▸ TASK OBJECTIVE
Output the data word for word, dropping every image.

Collected data:
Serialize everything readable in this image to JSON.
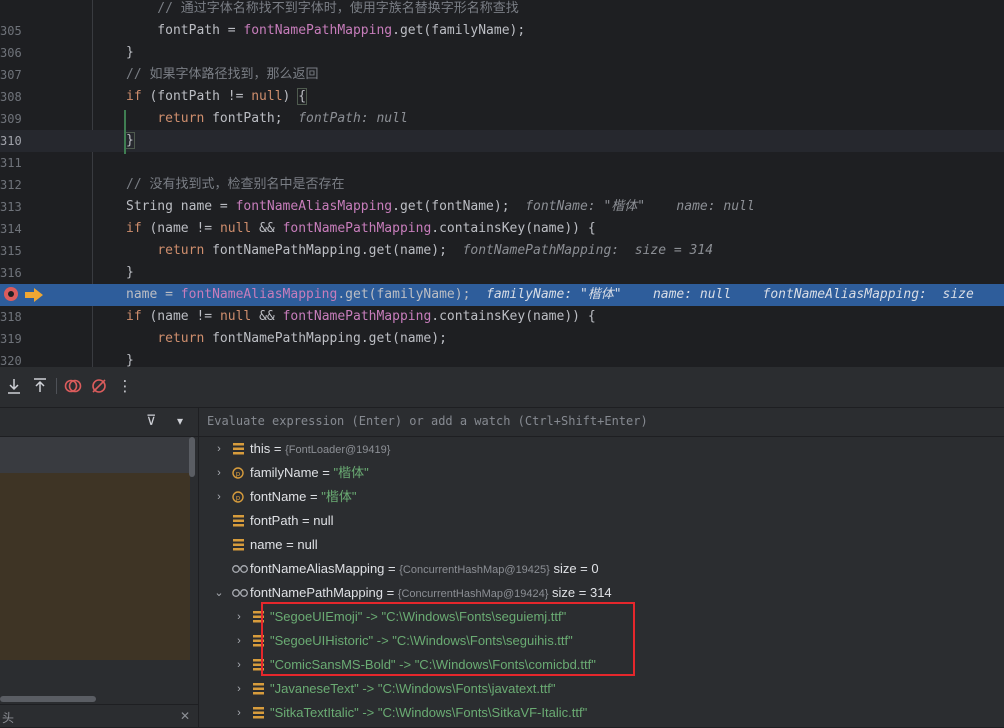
{
  "editor": {
    "lines": [
      {
        "num": "",
        "segments": [
          {
            "t": "    // 通过字体名称找不到字体时，使用字族名替换字形名称查找",
            "c": "cm"
          }
        ]
      },
      {
        "num": "305",
        "segments": [
          {
            "t": "    fontPath = ",
            "c": ""
          },
          {
            "t": "fontNamePathMapping",
            "c": "fld"
          },
          {
            "t": ".get(familyName);",
            "c": ""
          }
        ]
      },
      {
        "num": "306",
        "segments": [
          {
            "t": "}",
            "c": ""
          }
        ]
      },
      {
        "num": "307",
        "segments": [
          {
            "t": "// 如果字体路径找到，那么返回",
            "c": "cm"
          }
        ]
      },
      {
        "num": "308",
        "segments": [
          {
            "t": "if",
            "c": "kw"
          },
          {
            "t": " (fontPath != ",
            "c": ""
          },
          {
            "t": "null",
            "c": "kw"
          },
          {
            "t": ") ",
            "c": ""
          },
          {
            "t": "{",
            "c": "brace-m"
          }
        ]
      },
      {
        "num": "309",
        "segments": [
          {
            "t": "    ",
            "c": ""
          },
          {
            "t": "return",
            "c": "kw"
          },
          {
            "t": " fontPath;  ",
            "c": ""
          },
          {
            "t": "fontPath: null",
            "c": "hint"
          }
        ]
      },
      {
        "num": "310",
        "segments": [
          {
            "t": "}",
            "c": "brace-m"
          }
        ]
      },
      {
        "num": "311",
        "segments": []
      },
      {
        "num": "312",
        "segments": [
          {
            "t": "// 没有找到式，检查别名中是否存在",
            "c": "cm"
          }
        ]
      },
      {
        "num": "313",
        "segments": [
          {
            "t": "String name = ",
            "c": ""
          },
          {
            "t": "fontNameAliasMapping",
            "c": "fld"
          },
          {
            "t": ".get(fontName);  ",
            "c": ""
          },
          {
            "t": "fontName: \"楷体\"    name: null",
            "c": "hint"
          }
        ]
      },
      {
        "num": "314",
        "segments": [
          {
            "t": "if",
            "c": "kw"
          },
          {
            "t": " (name != ",
            "c": ""
          },
          {
            "t": "null",
            "c": "kw"
          },
          {
            "t": " && ",
            "c": ""
          },
          {
            "t": "fontNamePathMapping",
            "c": "fld"
          },
          {
            "t": ".containsKey(name)) {",
            "c": ""
          }
        ]
      },
      {
        "num": "315",
        "segments": [
          {
            "t": "    ",
            "c": ""
          },
          {
            "t": "return",
            "c": "kw"
          },
          {
            "t": " fontNamePathMapping.get(name);  ",
            "c": ""
          },
          {
            "t": "fontNamePathMapping:  size = 314",
            "c": "hint"
          }
        ]
      },
      {
        "num": "316",
        "segments": [
          {
            "t": "}",
            "c": ""
          }
        ]
      },
      {
        "num": "",
        "segments": [
          {
            "t": "name = ",
            "c": ""
          },
          {
            "t": "fontNameAliasMapping",
            "c": "fld"
          },
          {
            "t": ".get(familyName);  ",
            "c": ""
          },
          {
            "t": "familyName: \"楷体\"    name: null    fontNameAliasMapping:  size",
            "c": "hint"
          }
        ]
      },
      {
        "num": "318",
        "segments": [
          {
            "t": "if",
            "c": "kw"
          },
          {
            "t": " (name != ",
            "c": ""
          },
          {
            "t": "null",
            "c": "kw"
          },
          {
            "t": " && ",
            "c": ""
          },
          {
            "t": "fontNamePathMapping",
            "c": "fld"
          },
          {
            "t": ".containsKey(name)) {",
            "c": ""
          }
        ]
      },
      {
        "num": "319",
        "segments": [
          {
            "t": "    ",
            "c": ""
          },
          {
            "t": "return",
            "c": "kw"
          },
          {
            "t": " fontNamePathMapping.get(name);",
            "c": ""
          }
        ]
      },
      {
        "num": "320",
        "segments": [
          {
            "t": "}",
            "c": ""
          }
        ]
      }
    ]
  },
  "toolbar": {
    "icons": [
      "download-icon",
      "upload-icon",
      "view-breakpoints-icon",
      "mute-breakpoints-icon",
      "more-options-icon"
    ],
    "more_glyph": "⋮"
  },
  "frames": {
    "filter_glyph": "⊽",
    "dropdown_glyph": "▾",
    "footer_label": "头",
    "close_glyph": "✕"
  },
  "variables": {
    "eval_placeholder": "Evaluate expression (Enter) or add a watch (Ctrl+Shift+Enter)",
    "rows": [
      {
        "chev": "›",
        "icon": "field",
        "name": "this",
        "eq": " = ",
        "type": "{FontLoader@19419}",
        "value": "",
        "indent": 0
      },
      {
        "chev": "›",
        "icon": "param",
        "name": "familyName",
        "eq": " = ",
        "type": "",
        "value": "\"楷体\"",
        "indent": 0
      },
      {
        "chev": "›",
        "icon": "param",
        "name": "fontName",
        "eq": " = ",
        "type": "",
        "value": "\"楷体\"",
        "indent": 0
      },
      {
        "chev": "",
        "icon": "field",
        "name": "fontPath",
        "eq": " = ",
        "type": "",
        "value": "null",
        "indent": 0
      },
      {
        "chev": "",
        "icon": "field",
        "name": "name",
        "eq": " = ",
        "type": "",
        "value": "null",
        "indent": 0
      },
      {
        "chev": "",
        "icon": "watch",
        "name": "fontNameAliasMapping",
        "eq": " = ",
        "type": "{ConcurrentHashMap@19425}",
        "value": " size = 0",
        "indent": 0
      },
      {
        "chev": "⌄",
        "icon": "watch",
        "name": "fontNamePathMapping",
        "eq": " = ",
        "type": "{ConcurrentHashMap@19424}",
        "value": " size = 314",
        "indent": 0
      },
      {
        "chev": "›",
        "icon": "field",
        "name": "",
        "eq": "",
        "type": "",
        "value": "\"SegoeUIEmoji\" -> \"C:\\Windows\\Fonts\\seguiemj.ttf\"",
        "indent": 1
      },
      {
        "chev": "›",
        "icon": "field",
        "name": "",
        "eq": "",
        "type": "",
        "value": "\"SegoeUIHistoric\" -> \"C:\\Windows\\Fonts\\seguihis.ttf\"",
        "indent": 1
      },
      {
        "chev": "›",
        "icon": "field",
        "name": "",
        "eq": "",
        "type": "",
        "value": "\"ComicSansMS-Bold\" -> \"C:\\Windows\\Fonts\\comicbd.ttf\"",
        "indent": 1
      },
      {
        "chev": "›",
        "icon": "field",
        "name": "",
        "eq": "",
        "type": "",
        "value": "\"JavaneseText\" -> \"C:\\Windows\\Fonts\\javatext.ttf\"",
        "indent": 1
      },
      {
        "chev": "›",
        "icon": "field",
        "name": "",
        "eq": "",
        "type": "",
        "value": "\"SitkaTextItalic\" -> \"C:\\Windows\\Fonts\\SitkaVF-Italic.ttf\"",
        "indent": 1
      }
    ]
  }
}
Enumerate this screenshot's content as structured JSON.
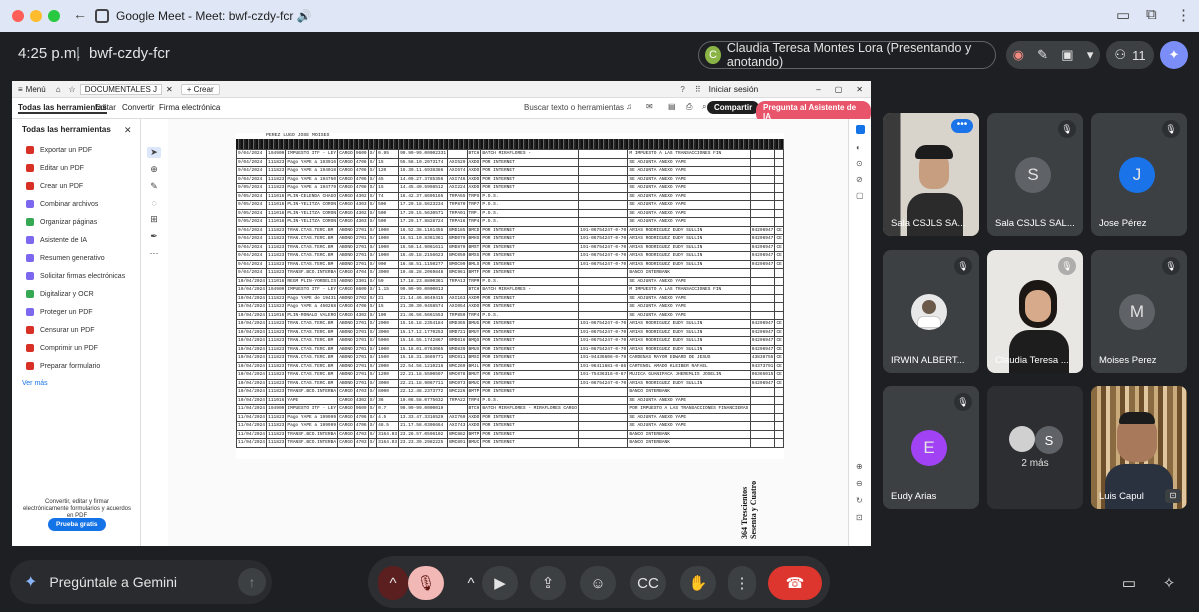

▸ SOLVED EXERCISE
Serialize everything readable in this image to JSON.
{
  "editor": {
    "lines": [
      {
        "num": "",
        "segments": [
          {
            "t": "    // 通过字体名称找不到字体时，使用字族名替换字形名称查找",
            "c": "cm"
          }
        ]
      },
      {
        "num": "305",
        "segments": [
          {
            "t": "    fontPath = ",
            "c": ""
          },
          {
            "t": "fontNamePathMapping",
            "c": "fld"
          },
          {
            "t": ".get(familyName);",
            "c": ""
          }
        ]
      },
      {
        "num": "306",
        "segments": [
          {
            "t": "}",
            "c": ""
          }
        ]
      },
      {
        "num": "307",
        "segments": [
          {
            "t": "// 如果字体路径找到，那么返回",
            "c": "cm"
          }
        ]
      },
      {
        "num": "308",
        "segments": [
          {
            "t": "if",
            "c": "kw"
          },
          {
            "t": " (fontPath != ",
            "c": ""
          },
          {
            "t": "null",
            "c": "kw"
          },
          {
            "t": ") ",
            "c": ""
          },
          {
            "t": "{",
            "c": "brace-m"
          }
        ]
      },
      {
        "num": "309",
        "segments": [
          {
            "t": "    ",
            "c": ""
          },
          {
            "t": "return",
            "c": "kw"
          },
          {
            "t": " fontPath;  ",
            "c": ""
          },
          {
            "t": "fontPath: null",
            "c": "hint"
          }
        ]
      },
      {
        "num": "310",
        "segments": [
          {
            "t": "}",
            "c": "brace-m"
          }
        ]
      },
      {
        "num": "311",
        "segments": []
      },
      {
        "num": "312",
        "segments": [
          {
            "t": "// 没有找到式，检查别名中是否存在",
            "c": "cm"
          }
        ]
      },
      {
        "num": "313",
        "segments": [
          {
            "t": "String name = ",
            "c": ""
          },
          {
            "t": "fontNameAliasMapping",
            "c": "fld"
          },
          {
            "t": ".get(fontName);  ",
            "c": ""
          },
          {
            "t": "fontName: \"楷体\"    name: null",
            "c": "hint"
          }
        ]
      },
      {
        "num": "314",
        "segments": [
          {
            "t": "if",
            "c": "kw"
          },
          {
            "t": " (name != ",
            "c": ""
          },
          {
            "t": "null",
            "c": "kw"
          },
          {
            "t": " && ",
            "c": ""
          },
          {
            "t": "fontNamePathMapping",
            "c": "fld"
          },
          {
            "t": ".containsKey(name)) {",
            "c": ""
          }
        ]
      },
      {
        "num": "315",
        "segments": [
          {
            "t": "    ",
            "c": ""
          },
          {
            "t": "return",
            "c": "kw"
          },
          {
            "t": " fontNamePathMapping.get(name);  ",
            "c": ""
          },
          {
            "t": "fontNamePathMapping:  size = 314",
            "c": "hint"
          }
        ]
      },
      {
        "num": "316",
        "segments": [
          {
            "t": "}",
            "c": ""
          }
        ]
      },
      {
        "num": "",
        "segments": [
          {
            "t": "name = ",
            "c": ""
          },
          {
            "t": "fontNameAliasMapping",
            "c": "fld"
          },
          {
            "t": ".get(familyName);  ",
            "c": ""
          },
          {
            "t": "familyName: \"楷体\"    name: null    fontNameAliasMapping:  size",
            "c": "hint"
          }
        ]
      },
      {
        "num": "318",
        "segments": [
          {
            "t": "if",
            "c": "kw"
          },
          {
            "t": " (name != ",
            "c": ""
          },
          {
            "t": "null",
            "c": "kw"
          },
          {
            "t": " && ",
            "c": ""
          },
          {
            "t": "fontNamePathMapping",
            "c": "fld"
          },
          {
            "t": ".containsKey(name)) {",
            "c": ""
          }
        ]
      },
      {
        "num": "319",
        "segments": [
          {
            "t": "    ",
            "c": ""
          },
          {
            "t": "return",
            "c": "kw"
          },
          {
            "t": " fontNamePathMapping.get(name);",
            "c": ""
          }
        ]
      },
      {
        "num": "320",
        "segments": [
          {
            "t": "}",
            "c": ""
          }
        ]
      }
    ]
  },
  "toolbar": {
    "icons": [
      "download-icon",
      "upload-icon",
      "view-breakpoints-icon",
      "mute-breakpoints-icon",
      "more-options-icon"
    ],
    "more_glyph": "⋮"
  },
  "frames": {
    "filter_glyph": "⊽",
    "dropdown_glyph": "▾",
    "footer_label": "头",
    "close_glyph": "✕"
  },
  "variables": {
    "eval_placeholder": "Evaluate expression (Enter) or add a watch (Ctrl+Shift+Enter)",
    "rows": [
      {
        "chev": "›",
        "icon": "field",
        "name": "this",
        "eq": " = ",
        "type": "{FontLoader@19419}",
        "value": "",
        "indent": 0
      },
      {
        "chev": "›",
        "icon": "param",
        "name": "familyName",
        "eq": " = ",
        "type": "",
        "value": "\"楷体\"",
        "indent": 0
      },
      {
        "chev": "›",
        "icon": "param",
        "name": "fontName",
        "eq": " = ",
        "type": "",
        "value": "\"楷体\"",
        "indent": 0
      },
      {
        "chev": "",
        "icon": "field",
        "name": "fontPath",
        "eq": " = ",
        "type": "",
        "value": "null",
        "indent": 0
      },
      {
        "chev": "",
        "icon": "field",
        "name": "name",
        "eq": " = ",
        "type": "",
        "value": "null",
        "indent": 0
      },
      {
        "chev": "",
        "icon": "watch",
        "name": "fontNameAliasMapping",
        "eq": " = ",
        "type": "{ConcurrentHashMap@19425}",
        "value": " size = 0",
        "indent": 0
      },
      {
        "chev": "⌄",
        "icon": "watch",
        "name": "fontNamePathMapping",
        "eq": " = ",
        "type": "{ConcurrentHashMap@19424}",
        "value": " size = 314",
        "indent": 0
      },
      {
        "chev": "›",
        "icon": "field",
        "name": "",
        "eq": "",
        "type": "",
        "value": "\"SegoeUIEmoji\" -> \"C:\\Windows\\Fonts\\seguiemj.ttf\"",
        "indent": 1
      },
      {
        "chev": "›",
        "icon": "field",
        "name": "",
        "eq": "",
        "type": "",
        "value": "\"SegoeUIHistoric\" -> \"C:\\Windows\\Fonts\\seguihis.ttf\"",
        "indent": 1
      },
      {
        "chev": "›",
        "icon": "field",
        "name": "",
        "eq": "",
        "type": "",
        "value": "\"ComicSansMS-Bold\" -> \"C:\\Windows\\Fonts\\comicbd.ttf\"",
        "indent": 1
      },
      {
        "chev": "›",
        "icon": "field",
        "name": "",
        "eq": "",
        "type": "",
        "value": "\"JavaneseText\" -> \"C:\\Windows\\Fonts\\javatext.ttf\"",
        "indent": 1
      },
      {
        "chev": "›",
        "icon": "field",
        "name": "",
        "eq": "",
        "type": "",
        "value": "\"SitkaTextItalic\" -> \"C:\\Windows\\Fonts\\SitkaVF-Italic.ttf\"",
        "indent": 1
      }
    ]
  }
}
Enumerate this screenshot's content as structured JSON.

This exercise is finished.